■ Source document:
■ ■ ■

- Occupation: Costume Designer
- Notable work: V for Vendetta, Kick-Ass, The Imitation Game
- Partner: Ian Differ

= Sammy Sheldon Differ =

British costume designer for film

Sammy Sheldon Differ (also credited as Sammy Sheldon and Sammy Howarth-Sheldon) is a British costume designer known for her work in film, specializing in fantasy and superhero genres. Differ has been nominated for multiple awards, including BAFTAs, Saturn Awards, and Costume Designers Guild Awards.

== Early life and education ==
Born and raised in Rhodes, Manchester, England, Differ developed an interest in costume design after seeing Star Wars at the age of 10. She studied at Rochdale College, and gained work experience at the Royal Exchange Theatre, before studying costume design at the Wimbledon School of Art.

== Career ==
Differ designed costumes for music videos early in her career. It was during this time she met costume designer Janty Yates, who hired her as an assistant on Plunkett and Macleane, and then Ridley Scott's Gladiator (2000). Differ subsequently undertook her first role as lead costume designer on Scott's Black Hawk Down (2001) in a role in which she researched Somali clothing and sourced a combination of vintage garments and traditional fabrics to create outfits for nearly 3,000 actors.

■ ■ ■

■ Data provided:
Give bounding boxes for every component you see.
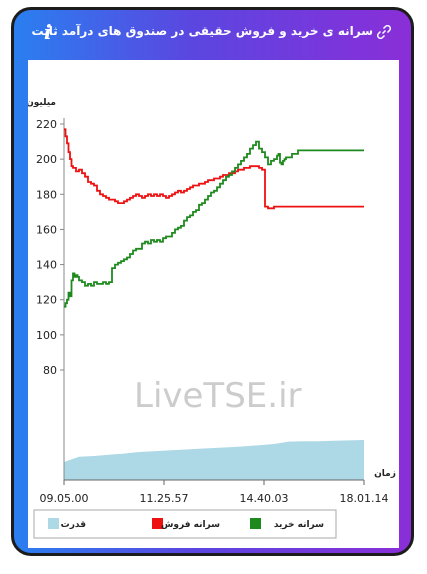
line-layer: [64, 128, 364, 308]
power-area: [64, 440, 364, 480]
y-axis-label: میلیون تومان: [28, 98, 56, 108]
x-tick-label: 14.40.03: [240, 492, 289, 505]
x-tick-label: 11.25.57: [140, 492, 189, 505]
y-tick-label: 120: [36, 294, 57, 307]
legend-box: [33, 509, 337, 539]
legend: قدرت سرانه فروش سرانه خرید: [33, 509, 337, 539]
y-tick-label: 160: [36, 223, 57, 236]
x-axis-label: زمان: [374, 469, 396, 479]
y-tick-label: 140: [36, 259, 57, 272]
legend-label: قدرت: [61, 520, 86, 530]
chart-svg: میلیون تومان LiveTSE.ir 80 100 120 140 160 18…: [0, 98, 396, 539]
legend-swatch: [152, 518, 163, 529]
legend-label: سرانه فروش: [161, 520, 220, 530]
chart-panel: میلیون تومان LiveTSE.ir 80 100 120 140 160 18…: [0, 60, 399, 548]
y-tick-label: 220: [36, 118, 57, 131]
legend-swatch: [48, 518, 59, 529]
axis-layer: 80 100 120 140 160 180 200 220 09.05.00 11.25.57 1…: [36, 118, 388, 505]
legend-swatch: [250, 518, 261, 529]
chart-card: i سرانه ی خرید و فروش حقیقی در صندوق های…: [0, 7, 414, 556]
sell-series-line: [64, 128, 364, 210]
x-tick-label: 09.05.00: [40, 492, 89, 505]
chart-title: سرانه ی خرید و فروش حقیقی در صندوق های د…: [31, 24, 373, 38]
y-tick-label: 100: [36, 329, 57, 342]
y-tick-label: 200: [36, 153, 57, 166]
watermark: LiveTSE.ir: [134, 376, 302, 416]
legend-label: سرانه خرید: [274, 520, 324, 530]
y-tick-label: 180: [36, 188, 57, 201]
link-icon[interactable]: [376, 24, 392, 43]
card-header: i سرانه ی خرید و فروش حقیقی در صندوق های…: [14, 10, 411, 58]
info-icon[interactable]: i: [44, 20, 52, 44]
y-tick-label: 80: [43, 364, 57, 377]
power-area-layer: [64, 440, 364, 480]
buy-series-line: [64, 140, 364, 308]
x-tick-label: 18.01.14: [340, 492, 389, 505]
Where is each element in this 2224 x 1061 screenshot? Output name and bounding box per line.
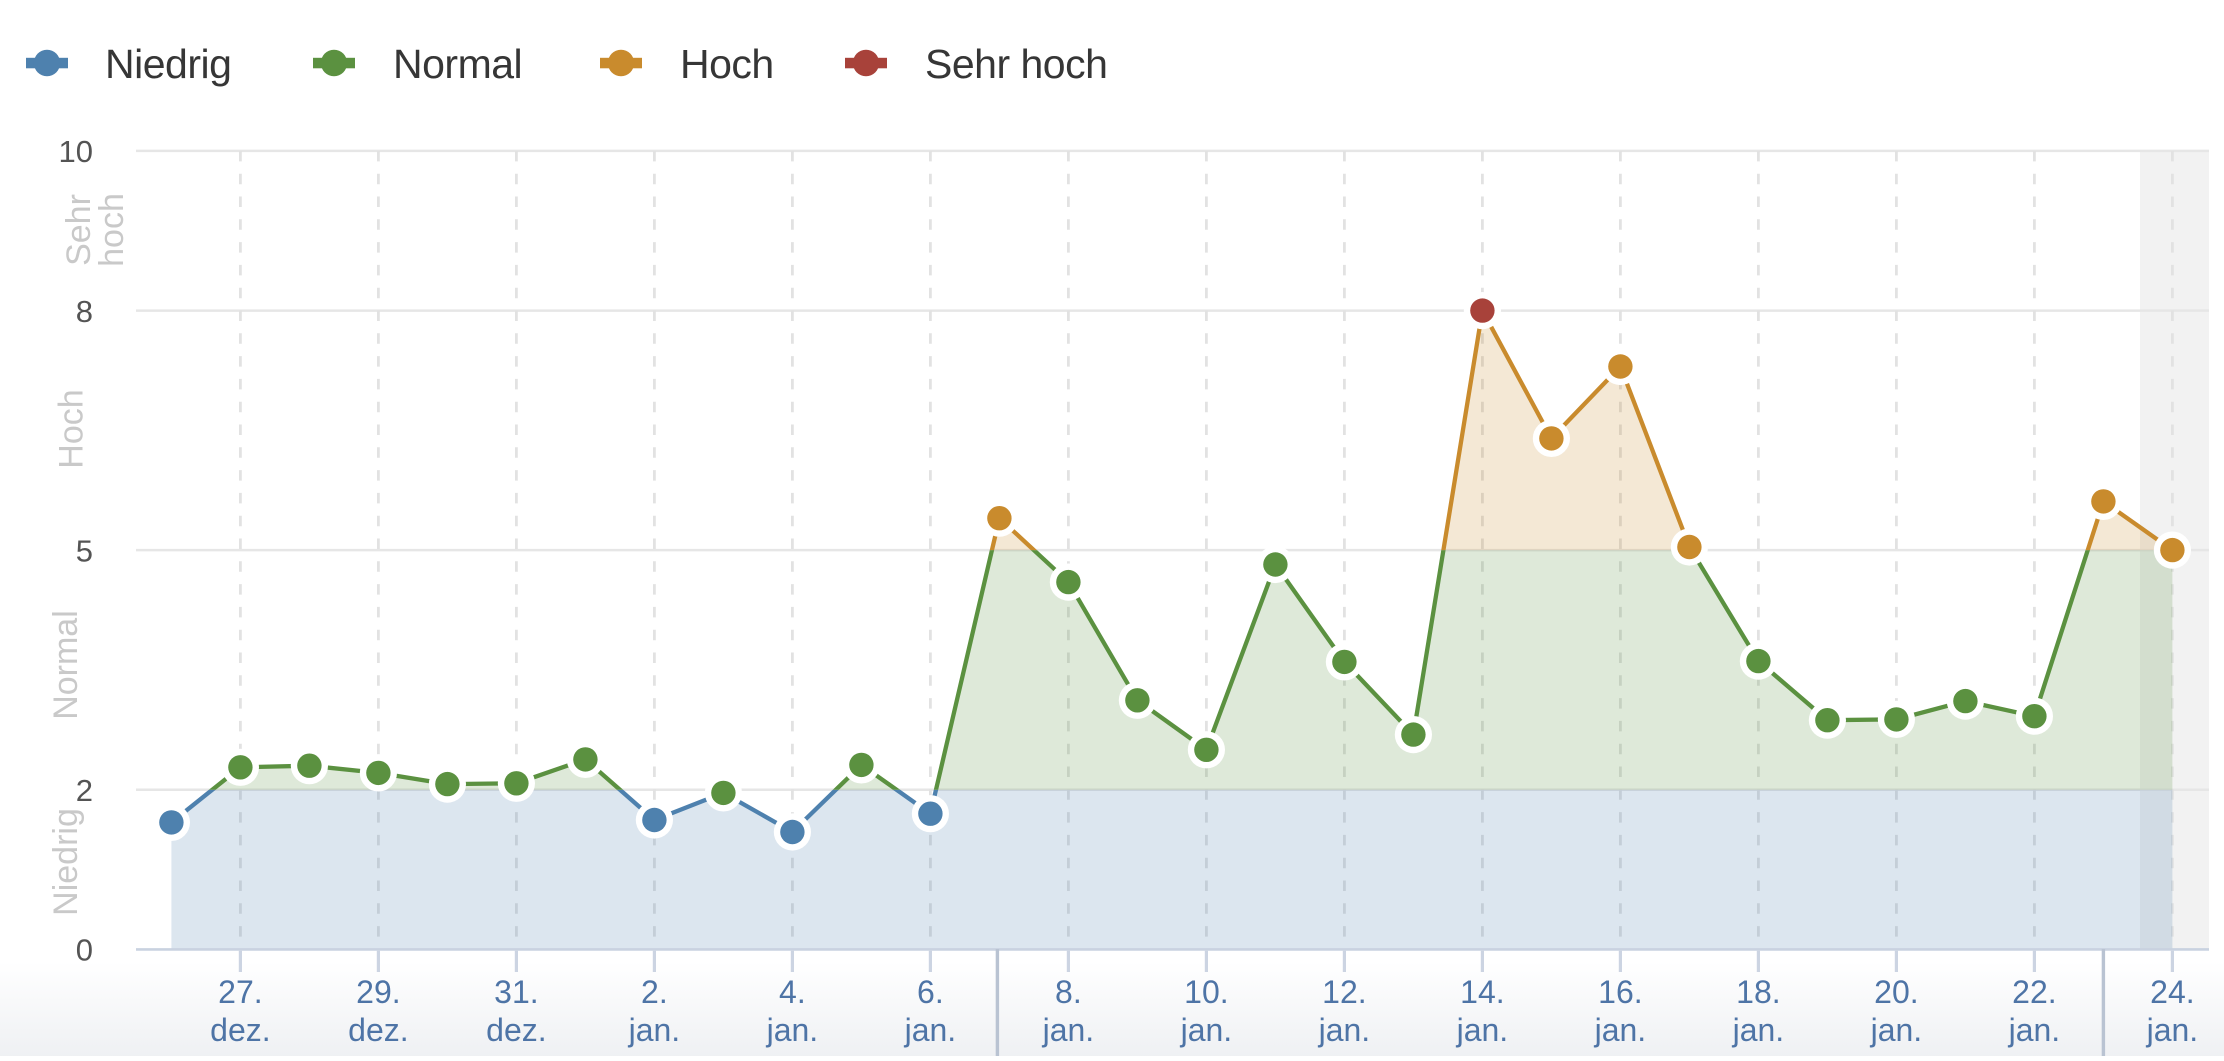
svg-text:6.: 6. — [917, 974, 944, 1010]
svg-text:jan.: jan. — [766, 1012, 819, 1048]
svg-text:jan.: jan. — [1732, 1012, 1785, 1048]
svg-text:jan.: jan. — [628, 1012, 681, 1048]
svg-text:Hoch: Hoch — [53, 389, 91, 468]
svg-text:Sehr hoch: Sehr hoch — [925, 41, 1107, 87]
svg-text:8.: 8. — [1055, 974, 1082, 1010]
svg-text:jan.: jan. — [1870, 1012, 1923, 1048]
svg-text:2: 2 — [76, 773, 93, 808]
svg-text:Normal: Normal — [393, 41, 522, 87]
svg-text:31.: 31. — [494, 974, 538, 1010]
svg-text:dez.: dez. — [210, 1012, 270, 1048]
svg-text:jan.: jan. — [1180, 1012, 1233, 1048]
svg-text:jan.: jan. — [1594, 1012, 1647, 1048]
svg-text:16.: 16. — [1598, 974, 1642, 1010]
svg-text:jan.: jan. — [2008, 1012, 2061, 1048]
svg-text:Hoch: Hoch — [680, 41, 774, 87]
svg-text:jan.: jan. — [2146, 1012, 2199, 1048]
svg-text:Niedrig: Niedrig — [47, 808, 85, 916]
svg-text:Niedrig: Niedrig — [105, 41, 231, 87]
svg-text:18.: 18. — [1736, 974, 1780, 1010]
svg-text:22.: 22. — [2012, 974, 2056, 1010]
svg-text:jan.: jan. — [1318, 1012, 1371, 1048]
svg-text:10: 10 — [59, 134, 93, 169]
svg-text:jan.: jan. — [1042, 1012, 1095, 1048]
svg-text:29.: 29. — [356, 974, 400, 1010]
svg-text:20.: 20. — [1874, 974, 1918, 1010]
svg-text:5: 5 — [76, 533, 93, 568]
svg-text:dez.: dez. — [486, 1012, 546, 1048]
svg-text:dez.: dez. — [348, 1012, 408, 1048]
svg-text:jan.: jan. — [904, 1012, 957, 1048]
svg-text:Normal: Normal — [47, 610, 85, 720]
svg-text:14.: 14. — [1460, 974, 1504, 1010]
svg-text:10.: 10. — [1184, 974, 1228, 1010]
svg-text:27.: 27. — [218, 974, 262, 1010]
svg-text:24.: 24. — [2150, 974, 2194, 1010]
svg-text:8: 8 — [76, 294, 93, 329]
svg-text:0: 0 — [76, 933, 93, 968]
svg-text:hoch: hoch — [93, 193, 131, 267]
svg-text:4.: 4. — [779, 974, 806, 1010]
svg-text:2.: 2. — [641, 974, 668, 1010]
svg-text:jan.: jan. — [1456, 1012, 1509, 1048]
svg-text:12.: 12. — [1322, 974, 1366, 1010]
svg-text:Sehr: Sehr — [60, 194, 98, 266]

■ ■ ■

■ Goal of the exercise:
Repeat the passage of the costume designer biography word for word, starting at "- Occupation: Costume" and ending at "School of Art.". The items play no part in what follows.

■ Solution to the exercise:
- Occupation: Costume Designer
- Notable work: V for Vendetta, Kick-Ass, The Imitation Game
- Partner: Ian Differ

= Sammy Sheldon Differ =

British costume designer for film

Sammy Sheldon Differ (also credited as Sammy Sheldon and Sammy Howarth-Sheldon) is a British costume designer known for her work in film, specializing in fantasy and superhero genres. Differ has been nominated for multiple awards, including BAFTAs, Saturn Awards, and Costume Designers Guild Awards.

== Early life and education ==
Born and raised in Rhodes, Manchester, England, Differ developed an interest in costume design after seeing Star Wars at the age of 10. She studied at Rochdale College, and gained work experience at the Royal Exchange Theatre, before studying costume design at the Wimbledon School of Art.